### Problem to work on
Copy exactly the lines from the one containing "Transcribe the text in this document." through the last line of the records, both included, and nothing more.
= = = =
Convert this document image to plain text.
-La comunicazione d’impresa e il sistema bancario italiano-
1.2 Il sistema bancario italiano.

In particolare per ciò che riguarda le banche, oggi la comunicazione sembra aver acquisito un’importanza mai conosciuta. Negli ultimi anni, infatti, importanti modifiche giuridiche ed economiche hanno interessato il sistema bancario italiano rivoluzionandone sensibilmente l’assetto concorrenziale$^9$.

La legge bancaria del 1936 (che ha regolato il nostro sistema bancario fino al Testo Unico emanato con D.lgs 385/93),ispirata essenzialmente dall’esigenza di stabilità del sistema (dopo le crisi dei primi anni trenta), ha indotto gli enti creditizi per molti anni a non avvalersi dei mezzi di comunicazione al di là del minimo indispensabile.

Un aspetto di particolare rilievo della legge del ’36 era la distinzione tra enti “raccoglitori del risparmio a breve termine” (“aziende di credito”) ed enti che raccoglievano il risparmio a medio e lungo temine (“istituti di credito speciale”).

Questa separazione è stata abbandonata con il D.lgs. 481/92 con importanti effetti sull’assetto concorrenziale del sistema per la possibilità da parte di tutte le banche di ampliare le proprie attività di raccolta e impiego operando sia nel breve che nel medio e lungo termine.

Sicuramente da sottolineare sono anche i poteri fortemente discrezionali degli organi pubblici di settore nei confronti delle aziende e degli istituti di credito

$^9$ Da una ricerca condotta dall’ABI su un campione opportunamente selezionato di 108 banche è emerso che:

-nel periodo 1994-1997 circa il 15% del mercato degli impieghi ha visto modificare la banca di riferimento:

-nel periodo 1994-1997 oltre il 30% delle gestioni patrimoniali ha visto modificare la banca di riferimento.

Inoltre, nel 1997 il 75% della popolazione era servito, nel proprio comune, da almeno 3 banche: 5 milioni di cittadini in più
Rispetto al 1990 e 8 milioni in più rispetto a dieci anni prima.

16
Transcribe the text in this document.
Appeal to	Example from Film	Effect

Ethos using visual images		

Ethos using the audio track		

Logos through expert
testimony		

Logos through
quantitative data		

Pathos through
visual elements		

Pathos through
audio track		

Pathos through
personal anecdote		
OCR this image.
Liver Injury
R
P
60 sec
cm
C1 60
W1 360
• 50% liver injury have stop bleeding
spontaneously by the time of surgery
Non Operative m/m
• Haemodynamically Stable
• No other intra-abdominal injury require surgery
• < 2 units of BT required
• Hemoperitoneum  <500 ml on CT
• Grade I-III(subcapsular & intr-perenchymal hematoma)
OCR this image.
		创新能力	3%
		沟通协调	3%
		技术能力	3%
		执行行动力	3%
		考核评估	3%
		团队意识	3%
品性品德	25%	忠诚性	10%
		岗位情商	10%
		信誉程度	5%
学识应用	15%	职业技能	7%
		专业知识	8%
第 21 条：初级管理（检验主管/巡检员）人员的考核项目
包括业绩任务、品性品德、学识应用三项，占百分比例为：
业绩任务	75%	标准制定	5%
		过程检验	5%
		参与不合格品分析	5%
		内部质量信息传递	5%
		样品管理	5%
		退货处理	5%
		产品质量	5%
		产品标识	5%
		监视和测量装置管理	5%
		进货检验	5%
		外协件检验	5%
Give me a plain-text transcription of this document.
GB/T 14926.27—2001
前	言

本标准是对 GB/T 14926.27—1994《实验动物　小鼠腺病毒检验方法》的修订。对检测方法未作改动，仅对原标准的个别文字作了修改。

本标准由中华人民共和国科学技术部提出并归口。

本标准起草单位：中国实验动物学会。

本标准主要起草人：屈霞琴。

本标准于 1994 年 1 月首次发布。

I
= = = =
### Solution for this exercise
Transcribe the text in this document.
Appeal to	Example from Film	Effect

Ethos using visual images		

Ethos using the audio track		

Logos through expert
testimony		

Logos through
quantitative data		

Pathos through
visual elements		

Pathos through
audio track		

Pathos through
personal anecdote		
OCR this image.
Liver Injury
R
P
60 sec
cm
C1 60
W1 360
• 50% liver injury have stop bleeding
spontaneously by the time of surgery
Non Operative m/m
• Haemodynamically Stable
• No other intra-abdominal injury require surgery
• < 2 units of BT required
• Hemoperitoneum  <500 ml on CT
• Grade I-III(subcapsular & intr-perenchymal hematoma)
OCR this image.
		创新能力	3%
		沟通协调	3%
		技术能力	3%
		执行行动力	3%
		考核评估	3%
		团队意识	3%
品性品德	25%	忠诚性	10%
		岗位情商	10%
		信誉程度	5%
学识应用	15%	职业技能	7%
		专业知识	8%
第 21 条：初级管理（检验主管/巡检员）人员的考核项目
包括业绩任务、品性品德、学识应用三项，占百分比例为：
业绩任务	75%	标准制定	5%
		过程检验	5%
		参与不合格品分析	5%
		内部质量信息传递	5%
		样品管理	5%
		退货处理	5%
		产品质量	5%
		产品标识	5%
		监视和测量装置管理	5%
		进货检验	5%
		外协件检验	5%
Give me a plain-text transcription of this document.
GB/T 14926.27—2001
前	言

本标准是对 GB/T 14926.27—1994《实验动物　小鼠腺病毒检验方法》的修订。对检测方法未作改动，仅对原标准的个别文字作了修改。

本标准由中华人民共和国科学技术部提出并归口。

本标准起草单位：中国实验动物学会。

本标准主要起草人：屈霞琴。

本标准于 1994 年 1 月首次发布。

I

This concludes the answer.